WHAT TO PRODUCE: Can you retype every record below exactly as written?

RECORDS FOR THE EXERCISE:
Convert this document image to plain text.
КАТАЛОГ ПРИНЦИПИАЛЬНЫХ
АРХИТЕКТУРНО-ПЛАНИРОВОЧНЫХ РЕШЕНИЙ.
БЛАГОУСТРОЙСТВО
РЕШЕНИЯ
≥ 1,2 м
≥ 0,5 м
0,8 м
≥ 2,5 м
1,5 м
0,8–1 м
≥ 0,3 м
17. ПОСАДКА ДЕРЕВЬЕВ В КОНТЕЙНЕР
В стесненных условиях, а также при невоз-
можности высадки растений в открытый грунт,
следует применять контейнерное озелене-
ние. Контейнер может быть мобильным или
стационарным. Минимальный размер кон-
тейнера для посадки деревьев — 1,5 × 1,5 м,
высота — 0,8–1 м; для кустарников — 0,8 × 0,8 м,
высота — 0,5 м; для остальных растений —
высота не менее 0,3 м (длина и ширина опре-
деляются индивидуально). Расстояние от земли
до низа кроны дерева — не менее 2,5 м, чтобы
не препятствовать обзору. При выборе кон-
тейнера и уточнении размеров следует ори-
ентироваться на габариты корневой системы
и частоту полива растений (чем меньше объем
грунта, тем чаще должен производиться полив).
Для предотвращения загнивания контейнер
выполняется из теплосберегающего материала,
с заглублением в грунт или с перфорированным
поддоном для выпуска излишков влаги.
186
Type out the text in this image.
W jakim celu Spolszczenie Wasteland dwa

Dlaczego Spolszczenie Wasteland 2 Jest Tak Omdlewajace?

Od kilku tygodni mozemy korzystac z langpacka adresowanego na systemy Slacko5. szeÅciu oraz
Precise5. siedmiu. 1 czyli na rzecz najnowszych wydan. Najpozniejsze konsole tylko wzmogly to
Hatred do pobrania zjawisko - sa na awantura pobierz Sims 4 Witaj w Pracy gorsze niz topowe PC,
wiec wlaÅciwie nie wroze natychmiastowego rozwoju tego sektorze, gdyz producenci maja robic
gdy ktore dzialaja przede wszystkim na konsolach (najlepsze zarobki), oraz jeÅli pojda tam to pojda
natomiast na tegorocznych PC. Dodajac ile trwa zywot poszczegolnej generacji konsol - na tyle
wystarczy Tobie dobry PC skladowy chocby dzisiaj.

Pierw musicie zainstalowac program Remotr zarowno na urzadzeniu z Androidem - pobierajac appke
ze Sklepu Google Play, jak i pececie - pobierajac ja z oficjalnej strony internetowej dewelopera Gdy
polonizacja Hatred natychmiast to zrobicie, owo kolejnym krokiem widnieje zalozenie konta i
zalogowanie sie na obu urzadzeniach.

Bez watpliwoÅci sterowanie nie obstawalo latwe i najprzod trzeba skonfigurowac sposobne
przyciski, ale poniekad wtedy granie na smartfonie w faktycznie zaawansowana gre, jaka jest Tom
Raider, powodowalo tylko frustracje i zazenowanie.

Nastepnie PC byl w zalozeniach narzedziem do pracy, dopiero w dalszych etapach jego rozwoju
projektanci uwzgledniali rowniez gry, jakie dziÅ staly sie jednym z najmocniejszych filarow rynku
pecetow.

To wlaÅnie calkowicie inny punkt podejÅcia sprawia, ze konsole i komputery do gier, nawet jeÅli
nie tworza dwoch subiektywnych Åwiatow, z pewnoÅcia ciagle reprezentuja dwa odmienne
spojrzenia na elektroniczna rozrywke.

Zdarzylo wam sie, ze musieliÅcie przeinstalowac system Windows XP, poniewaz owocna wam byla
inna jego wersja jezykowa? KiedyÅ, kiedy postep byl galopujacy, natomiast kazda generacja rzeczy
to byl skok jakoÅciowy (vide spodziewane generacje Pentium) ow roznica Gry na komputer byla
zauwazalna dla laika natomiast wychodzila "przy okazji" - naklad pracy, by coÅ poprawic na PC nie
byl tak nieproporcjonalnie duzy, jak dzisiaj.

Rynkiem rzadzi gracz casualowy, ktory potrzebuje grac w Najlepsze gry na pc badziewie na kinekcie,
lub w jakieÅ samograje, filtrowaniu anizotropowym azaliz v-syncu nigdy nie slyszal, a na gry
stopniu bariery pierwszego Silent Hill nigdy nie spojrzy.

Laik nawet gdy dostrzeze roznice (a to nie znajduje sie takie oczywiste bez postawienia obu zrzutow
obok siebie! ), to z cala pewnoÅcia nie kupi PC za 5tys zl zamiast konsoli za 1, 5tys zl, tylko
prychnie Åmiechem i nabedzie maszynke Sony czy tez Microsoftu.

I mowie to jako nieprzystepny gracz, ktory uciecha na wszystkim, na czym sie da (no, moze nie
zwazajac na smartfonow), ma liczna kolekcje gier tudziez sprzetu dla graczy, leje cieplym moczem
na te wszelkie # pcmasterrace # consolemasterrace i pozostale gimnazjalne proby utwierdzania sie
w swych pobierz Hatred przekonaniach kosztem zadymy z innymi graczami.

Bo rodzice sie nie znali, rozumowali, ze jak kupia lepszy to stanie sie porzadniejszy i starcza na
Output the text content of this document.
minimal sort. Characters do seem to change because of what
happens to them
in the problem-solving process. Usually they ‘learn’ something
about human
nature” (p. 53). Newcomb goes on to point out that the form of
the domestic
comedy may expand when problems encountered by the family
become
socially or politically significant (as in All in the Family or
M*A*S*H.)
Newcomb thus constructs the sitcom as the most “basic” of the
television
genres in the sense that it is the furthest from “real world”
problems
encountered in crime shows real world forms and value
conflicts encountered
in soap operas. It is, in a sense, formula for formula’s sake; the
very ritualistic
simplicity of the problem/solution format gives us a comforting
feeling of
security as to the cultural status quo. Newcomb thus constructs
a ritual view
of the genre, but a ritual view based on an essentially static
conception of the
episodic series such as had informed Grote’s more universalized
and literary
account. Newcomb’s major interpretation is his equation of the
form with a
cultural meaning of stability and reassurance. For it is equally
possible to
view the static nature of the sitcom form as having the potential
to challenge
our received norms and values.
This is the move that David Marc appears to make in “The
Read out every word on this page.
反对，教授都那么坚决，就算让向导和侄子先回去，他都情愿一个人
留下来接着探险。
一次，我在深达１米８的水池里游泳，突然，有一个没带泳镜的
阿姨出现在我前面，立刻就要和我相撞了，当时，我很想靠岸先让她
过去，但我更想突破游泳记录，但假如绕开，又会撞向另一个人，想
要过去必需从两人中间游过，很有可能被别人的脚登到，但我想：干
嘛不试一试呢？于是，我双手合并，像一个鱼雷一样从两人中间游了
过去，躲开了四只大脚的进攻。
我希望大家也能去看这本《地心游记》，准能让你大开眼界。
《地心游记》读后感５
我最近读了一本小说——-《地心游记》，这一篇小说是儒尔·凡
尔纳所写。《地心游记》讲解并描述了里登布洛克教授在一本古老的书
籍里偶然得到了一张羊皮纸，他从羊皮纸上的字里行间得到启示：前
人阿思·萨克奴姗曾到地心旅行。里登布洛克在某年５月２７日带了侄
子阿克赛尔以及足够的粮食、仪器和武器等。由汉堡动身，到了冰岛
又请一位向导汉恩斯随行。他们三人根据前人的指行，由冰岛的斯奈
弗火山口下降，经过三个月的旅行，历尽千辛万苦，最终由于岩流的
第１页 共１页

OUTPUT BELOW:
Convert this document image to plain text.
КАТАЛОГ ПРИНЦИПИАЛЬНЫХ
АРХИТЕКТУРНО-ПЛАНИРОВОЧНЫХ РЕШЕНИЙ.
БЛАГОУСТРОЙСТВО
РЕШЕНИЯ
≥ 1,2 м
≥ 0,5 м
0,8 м
≥ 2,5 м
1,5 м
0,8–1 м
≥ 0,3 м
17. ПОСАДКА ДЕРЕВЬЕВ В КОНТЕЙНЕР
В стесненных условиях, а также при невоз-
можности высадки растений в открытый грунт,
следует применять контейнерное озелене-
ние. Контейнер может быть мобильным или
стационарным. Минимальный размер кон-
тейнера для посадки деревьев — 1,5 × 1,5 м,
высота — 0,8–1 м; для кустарников — 0,8 × 0,8 м,
высота — 0,5 м; для остальных растений —
высота не менее 0,3 м (длина и ширина опре-
деляются индивидуально). Расстояние от земли
до низа кроны дерева — не менее 2,5 м, чтобы
не препятствовать обзору. При выборе кон-
тейнера и уточнении размеров следует ори-
ентироваться на габариты корневой системы
и частоту полива растений (чем меньше объем
грунта, тем чаще должен производиться полив).
Для предотвращения загнивания контейнер
выполняется из теплосберегающего материала,
с заглублением в грунт или с перфорированным
поддоном для выпуска излишков влаги.
186
Type out the text in this image.
W jakim celu Spolszczenie Wasteland dwa

Dlaczego Spolszczenie Wasteland 2 Jest Tak Omdlewajace?

Od kilku tygodni mozemy korzystac z langpacka adresowanego na systemy Slacko5. szeÅciu oraz
Precise5. siedmiu. 1 czyli na rzecz najnowszych wydan. Najpozniejsze konsole tylko wzmogly to
Hatred do pobrania zjawisko - sa na awantura pobierz Sims 4 Witaj w Pracy gorsze niz topowe PC,
wiec wlaÅciwie nie wroze natychmiastowego rozwoju tego sektorze, gdyz producenci maja robic
gdy ktore dzialaja przede wszystkim na konsolach (najlepsze zarobki), oraz jeÅli pojda tam to pojda
natomiast na tegorocznych PC. Dodajac ile trwa zywot poszczegolnej generacji konsol - na tyle
wystarczy Tobie dobry PC skladowy chocby dzisiaj.

Pierw musicie zainstalowac program Remotr zarowno na urzadzeniu z Androidem - pobierajac appke
ze Sklepu Google Play, jak i pececie - pobierajac ja z oficjalnej strony internetowej dewelopera Gdy
polonizacja Hatred natychmiast to zrobicie, owo kolejnym krokiem widnieje zalozenie konta i
zalogowanie sie na obu urzadzeniach.

Bez watpliwoÅci sterowanie nie obstawalo latwe i najprzod trzeba skonfigurowac sposobne
przyciski, ale poniekad wtedy granie na smartfonie w faktycznie zaawansowana gre, jaka jest Tom
Raider, powodowalo tylko frustracje i zazenowanie.

Nastepnie PC byl w zalozeniach narzedziem do pracy, dopiero w dalszych etapach jego rozwoju
projektanci uwzgledniali rowniez gry, jakie dziÅ staly sie jednym z najmocniejszych filarow rynku
pecetow.

To wlaÅnie calkowicie inny punkt podejÅcia sprawia, ze konsole i komputery do gier, nawet jeÅli
nie tworza dwoch subiektywnych Åwiatow, z pewnoÅcia ciagle reprezentuja dwa odmienne
spojrzenia na elektroniczna rozrywke.

Zdarzylo wam sie, ze musieliÅcie przeinstalowac system Windows XP, poniewaz owocna wam byla
inna jego wersja jezykowa? KiedyÅ, kiedy postep byl galopujacy, natomiast kazda generacja rzeczy
to byl skok jakoÅciowy (vide spodziewane generacje Pentium) ow roznica Gry na komputer byla
zauwazalna dla laika natomiast wychodzila "przy okazji" - naklad pracy, by coÅ poprawic na PC nie
byl tak nieproporcjonalnie duzy, jak dzisiaj.

Rynkiem rzadzi gracz casualowy, ktory potrzebuje grac w Najlepsze gry na pc badziewie na kinekcie,
lub w jakieÅ samograje, filtrowaniu anizotropowym azaliz v-syncu nigdy nie slyszal, a na gry
stopniu bariery pierwszego Silent Hill nigdy nie spojrzy.

Laik nawet gdy dostrzeze roznice (a to nie znajduje sie takie oczywiste bez postawienia obu zrzutow
obok siebie! ), to z cala pewnoÅcia nie kupi PC za 5tys zl zamiast konsoli za 1, 5tys zl, tylko
prychnie Åmiechem i nabedzie maszynke Sony czy tez Microsoftu.

I mowie to jako nieprzystepny gracz, ktory uciecha na wszystkim, na czym sie da (no, moze nie
zwazajac na smartfonow), ma liczna kolekcje gier tudziez sprzetu dla graczy, leje cieplym moczem
na te wszelkie # pcmasterrace # consolemasterrace i pozostale gimnazjalne proby utwierdzania sie
w swych pobierz Hatred przekonaniach kosztem zadymy z innymi graczami.

Bo rodzice sie nie znali, rozumowali, ze jak kupia lepszy to stanie sie porzadniejszy i starcza na
Output the text content of this document.
minimal sort. Characters do seem to change because of what
happens to them
in the problem-solving process. Usually they ‘learn’ something
about human
nature” (p. 53). Newcomb goes on to point out that the form of
the domestic
comedy may expand when problems encountered by the family
become
socially or politically significant (as in All in the Family or
M*A*S*H.)
Newcomb thus constructs the sitcom as the most “basic” of the
television
genres in the sense that it is the furthest from “real world”
problems
encountered in crime shows real world forms and value
conflicts encountered
in soap operas. It is, in a sense, formula for formula’s sake; the
very ritualistic
simplicity of the problem/solution format gives us a comforting
feeling of
security as to the cultural status quo. Newcomb thus constructs
a ritual view
of the genre, but a ritual view based on an essentially static
conception of the
episodic series such as had informed Grote’s more universalized
and literary
account. Newcomb’s major interpretation is his equation of the
form with a
cultural meaning of stability and reassurance. For it is equally
possible to
view the static nature of the sitcom form as having the potential
to challenge
our received norms and values.
This is the move that David Marc appears to make in “The
Read out every word on this page.
反对，教授都那么坚决，就算让向导和侄子先回去，他都情愿一个人
留下来接着探险。
一次，我在深达１米８的水池里游泳，突然，有一个没带泳镜的
阿姨出现在我前面，立刻就要和我相撞了，当时，我很想靠岸先让她
过去，但我更想突破游泳记录，但假如绕开，又会撞向另一个人，想
要过去必需从两人中间游过，很有可能被别人的脚登到，但我想：干
嘛不试一试呢？于是，我双手合并，像一个鱼雷一样从两人中间游了
过去，躲开了四只大脚的进攻。
我希望大家也能去看这本《地心游记》，准能让你大开眼界。
《地心游记》读后感５
我最近读了一本小说——-《地心游记》，这一篇小说是儒尔·凡
尔纳所写。《地心游记》讲解并描述了里登布洛克教授在一本古老的书
籍里偶然得到了一张羊皮纸，他从羊皮纸上的字里行间得到启示：前
人阿思·萨克奴姗曾到地心旅行。里登布洛克在某年５月２７日带了侄
子阿克赛尔以及足够的粮食、仪器和武器等。由汉堡动身，到了冰岛
又请一位向导汉恩斯随行。他们三人根据前人的指行，由冰岛的斯奈
弗火山口下降，经过三个月的旅行，历尽千辛万苦，最终由于岩流的
第１页 共１页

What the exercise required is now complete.